• INSTRUCTIONS FOR THE TASK: Below are some records: retype them all exactly, but not the pictures.

== DATA EXCERPTS

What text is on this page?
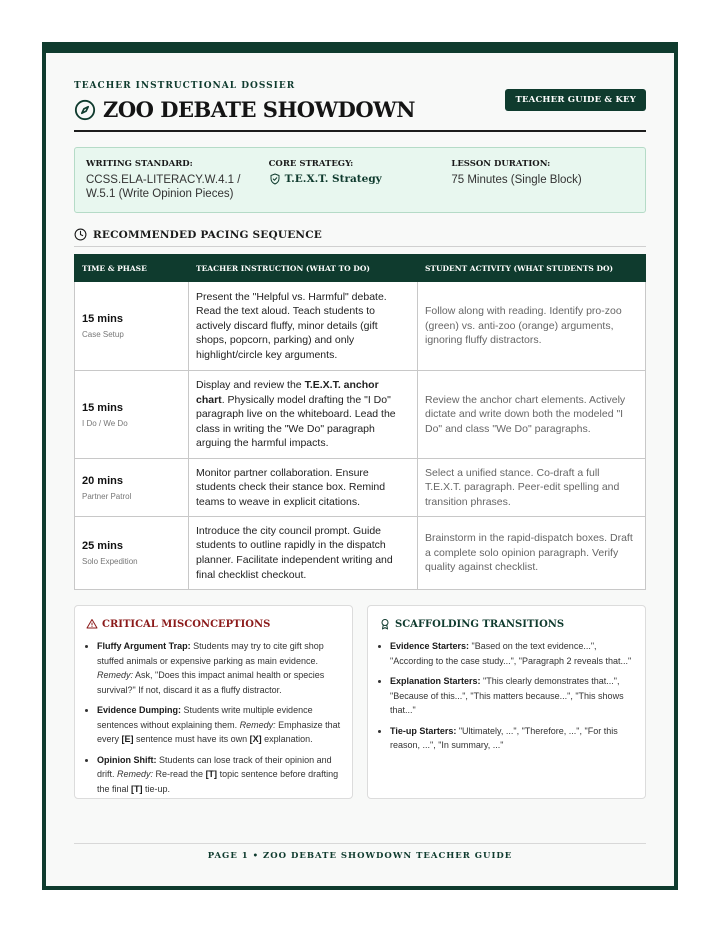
TEACHER INSTRUCTIONAL DOSSIER
ZOO DEBATE SHOWDOWN	TEACHER GUIDE & KEY
WRITING STANDARD:
CCSS.ELA-LITERACY.W.4.1 / W.5.1 (Write Opinion Pieces)
CORE STRATEGY:
T.E.X.T. Strategy
LESSON DURATION:
75 Minutes (Single Block)
RECOMMENDED PACING SEQUENCE
TIME & PHASE	TEACHER INSTRUCTION (WHAT TO DO)	STUDENT ACTIVITY (WHAT STUDENTS DO)

15 mins
Case Setup	Present the "Helpful vs. Harmful" debate. Read the text aloud. Teach students to actively discard fluffy, minor details (gift shops, popcorn, parking) and only highlight/circle key arguments.	Follow along with reading. Identify pro-zoo (green) vs. anti-zoo (orange) arguments, ignoring fluffy distractors.

15 mins
I Do / We Do	Display and review the T.E.X.T. anchor chart. Physically model drafting the "I Do" paragraph live on the whiteboard. Lead the class in writing the "We Do" paragraph arguing the harmful impacts.	Review the anchor chart elements. Actively dictate and write down both the modeled "I Do" and class "We Do" paragraphs.

20 mins
Partner Patrol	Monitor partner collaboration. Ensure students check their stance box. Remind teams to weave in explicit citations.	Select a unified stance. Co-draft a full T.E.X.T. paragraph. Peer-edit spelling and transition phrases.

25 mins
Solo Expedition	Introduce the city council prompt. Guide students to outline rapidly in the dispatch planner. Facilitate independent writing and final checklist checkout.	Brainstorm in the rapid-dispatch boxes. Draft a complete solo opinion paragraph. Verify quality against checklist.
CRITICAL MISCONCEPTIONS
• Fluffy Argument Trap: Students may try to cite gift shop stuffed animals or expensive parking as main evidence. Remedy: Ask, "Does this impact animal health or species survival?" If not, discard it as a fluffy distractor.
• Evidence Dumping: Students write multiple evidence sentences without explaining them. Remedy: Emphasize that every [E] sentence must have its own [X] explanation.
• Opinion Shift: Students can lose track of their opinion and drift. Remedy: Re-read the [T] topic sentence before drafting the final [T] tie-up.
SCAFFOLDING TRANSITIONS
• Evidence Starters: "Based on the text evidence...", "According to the case study...", "Paragraph 2 reveals that..."
• Explanation Starters: "This clearly demonstrates that...", "Because of this...", "This matters because...", "This shows that..."
• Tie-up Starters: "Ultimately, ...", "Therefore, ...", "For this reason, ...", "In summary, ..."
PAGE 1 • ZOO DEBATE SHOWDOWN TEACHER GUIDE
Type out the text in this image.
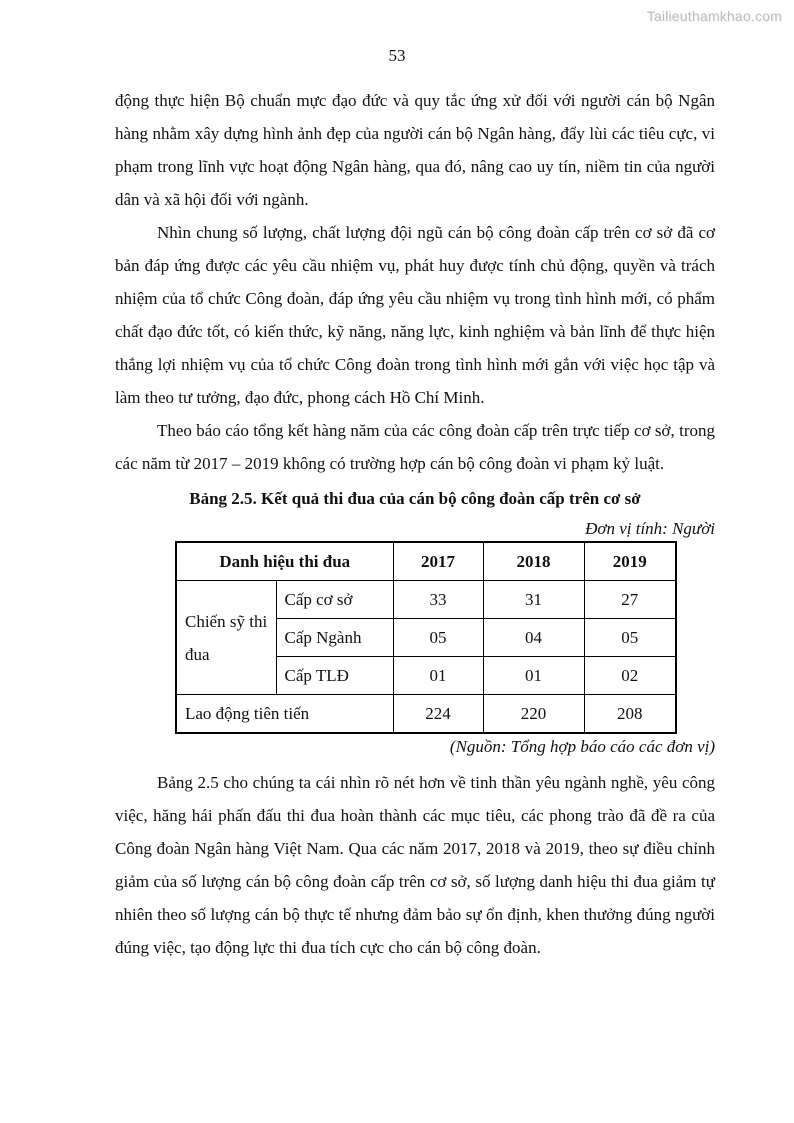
Tailieuthamkhao.com
53

động thực hiện Bộ chuẩn mực đạo đức và quy tắc ứng xử đối với người cán bộ Ngân hàng nhằm xây dựng hình ảnh đẹp của người cán bộ Ngân hàng, đẩy lùi các tiêu cực, vi phạm trong lĩnh vực hoạt động Ngân hàng, qua đó, nâng cao uy tín, niềm tin của người dân và xã hội đối với ngành.

Nhìn chung số lượng, chất lượng đội ngũ cán bộ công đoàn cấp trên cơ sở đã cơ bản đáp ứng được các yêu cầu nhiệm vụ, phát huy được tính chủ động, quyền và trách nhiệm của tổ chức Công đoàn, đáp ứng yêu cầu nhiệm vụ trong tình hình mới, có phẩm chất đạo đức tốt, có kiến thức, kỹ năng, năng lực, kinh nghiệm và bản lĩnh để thực hiện thắng lợi nhiệm vụ của tổ chức Công đoàn trong tình hình mới gắn với việc học tập và làm theo tư tưởng, đạo đức, phong cách Hồ Chí Minh.

Theo báo cáo tổng kết hàng năm của các công đoàn cấp trên trực tiếp cơ sở, trong các năm từ 2017 – 2019 không có trường hợp cán bộ công đoàn vi phạm kỷ luật.

Bảng 2.5. Kết quả thi đua của cán bộ công đoàn cấp trên cơ sở
Đơn vị tính: Người
Danh hiệu thi đua		2017	2018	2019
Chiến sỹ thi đua	Cấp cơ sở	33	31	27
	Cấp Ngành	05	04	05
	Cấp TLĐ	01	01	02
Lao động tiên tiến		224	220	208
(Nguồn: Tổng hợp báo cáo các đơn vị)

Bảng 2.5 cho chúng ta cái nhìn rõ nét hơn về tinh thần yêu ngành nghề, yêu công việc, hăng hái phấn đấu thi đua hoàn thành các mục tiêu, các phong trào đã đề ra của Công đoàn Ngân hàng Việt Nam. Qua các năm 2017, 2018 và 2019, theo sự điều chỉnh giảm của số lượng cán bộ công đoàn cấp trên cơ sở, số lượng danh hiệu thi đua giảm tự nhiên theo số lượng cán bộ thực tế nhưng đảm bảo sự ổn định, khen thưởng đúng người đúng việc, tạo động lực thi đua tích cực cho cán bộ công đoàn.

====

• RESPONSE TO THIS EXERCISE:
What text is on this page?
TEACHER INSTRUCTIONAL DOSSIER
ZOO DEBATE SHOWDOWN	TEACHER GUIDE & KEY
WRITING STANDARD:
CCSS.ELA-LITERACY.W.4.1 / W.5.1 (Write Opinion Pieces)
CORE STRATEGY:
T.E.X.T. Strategy
LESSON DURATION:
75 Minutes (Single Block)
RECOMMENDED PACING SEQUENCE
TIME & PHASE	TEACHER INSTRUCTION (WHAT TO DO)	STUDENT ACTIVITY (WHAT STUDENTS DO)

15 mins
Case Setup	Present the "Helpful vs. Harmful" debate. Read the text aloud. Teach students to actively discard fluffy, minor details (gift shops, popcorn, parking) and only highlight/circle key arguments.	Follow along with reading. Identify pro-zoo (green) vs. anti-zoo (orange) arguments, ignoring fluffy distractors.

15 mins
I Do / We Do	Display and review the T.E.X.T. anchor chart. Physically model drafting the "I Do" paragraph live on the whiteboard. Lead the class in writing the "We Do" paragraph arguing the harmful impacts.	Review the anchor chart elements. Actively dictate and write down both the modeled "I Do" and class "We Do" paragraphs.

20 mins
Partner Patrol	Monitor partner collaboration. Ensure students check their stance box. Remind teams to weave in explicit citations.	Select a unified stance. Co-draft a full T.E.X.T. paragraph. Peer-edit spelling and transition phrases.

25 mins
Solo Expedition	Introduce the city council prompt. Guide students to outline rapidly in the dispatch planner. Facilitate independent writing and final checklist checkout.	Brainstorm in the rapid-dispatch boxes. Draft a complete solo opinion paragraph. Verify quality against checklist.
CRITICAL MISCONCEPTIONS
• Fluffy Argument Trap: Students may try to cite gift shop stuffed animals or expensive parking as main evidence. Remedy: Ask, "Does this impact animal health or species survival?" If not, discard it as a fluffy distractor.
• Evidence Dumping: Students write multiple evidence sentences without explaining them. Remedy: Emphasize that every [E] sentence must have its own [X] explanation.
• Opinion Shift: Students can lose track of their opinion and drift. Remedy: Re-read the [T] topic sentence before drafting the final [T] tie-up.
SCAFFOLDING TRANSITIONS
• Evidence Starters: "Based on the text evidence...", "According to the case study...", "Paragraph 2 reveals that..."
• Explanation Starters: "This clearly demonstrates that...", "Because of this...", "This matters because...", "This shows that..."
• Tie-up Starters: "Ultimately, ...", "Therefore, ...", "For this reason, ...", "In summary, ..."
PAGE 1 • ZOO DEBATE SHOWDOWN TEACHER GUIDE
Type out the text in this image.
Tailieuthamkhao.com
53

động thực hiện Bộ chuẩn mực đạo đức và quy tắc ứng xử đối với người cán bộ Ngân hàng nhằm xây dựng hình ảnh đẹp của người cán bộ Ngân hàng, đẩy lùi các tiêu cực, vi phạm trong lĩnh vực hoạt động Ngân hàng, qua đó, nâng cao uy tín, niềm tin của người dân và xã hội đối với ngành.

Nhìn chung số lượng, chất lượng đội ngũ cán bộ công đoàn cấp trên cơ sở đã cơ bản đáp ứng được các yêu cầu nhiệm vụ, phát huy được tính chủ động, quyền và trách nhiệm của tổ chức Công đoàn, đáp ứng yêu cầu nhiệm vụ trong tình hình mới, có phẩm chất đạo đức tốt, có kiến thức, kỹ năng, năng lực, kinh nghiệm và bản lĩnh để thực hiện thắng lợi nhiệm vụ của tổ chức Công đoàn trong tình hình mới gắn với việc học tập và làm theo tư tưởng, đạo đức, phong cách Hồ Chí Minh.

Theo báo cáo tổng kết hàng năm của các công đoàn cấp trên trực tiếp cơ sở, trong các năm từ 2017 – 2019 không có trường hợp cán bộ công đoàn vi phạm kỷ luật.

Bảng 2.5. Kết quả thi đua của cán bộ công đoàn cấp trên cơ sở
Đơn vị tính: Người
Danh hiệu thi đua		2017	2018	2019
Chiến sỹ thi đua	Cấp cơ sở	33	31	27
	Cấp Ngành	05	04	05
	Cấp TLĐ	01	01	02
Lao động tiên tiến		224	220	208
(Nguồn: Tổng hợp báo cáo các đơn vị)

Bảng 2.5 cho chúng ta cái nhìn rõ nét hơn về tinh thần yêu ngành nghề, yêu công việc, hăng hái phấn đấu thi đua hoàn thành các mục tiêu, các phong trào đã đề ra của Công đoàn Ngân hàng Việt Nam. Qua các năm 2017, 2018 và 2019, theo sự điều chỉnh giảm của số lượng cán bộ công đoàn cấp trên cơ sở, số lượng danh hiệu thi đua giảm tự nhiên theo số lượng cán bộ thực tế nhưng đảm bảo sự ổn định, khen thưởng đúng người đúng việc, tạo động lực thi đua tích cực cho cán bộ công đoàn.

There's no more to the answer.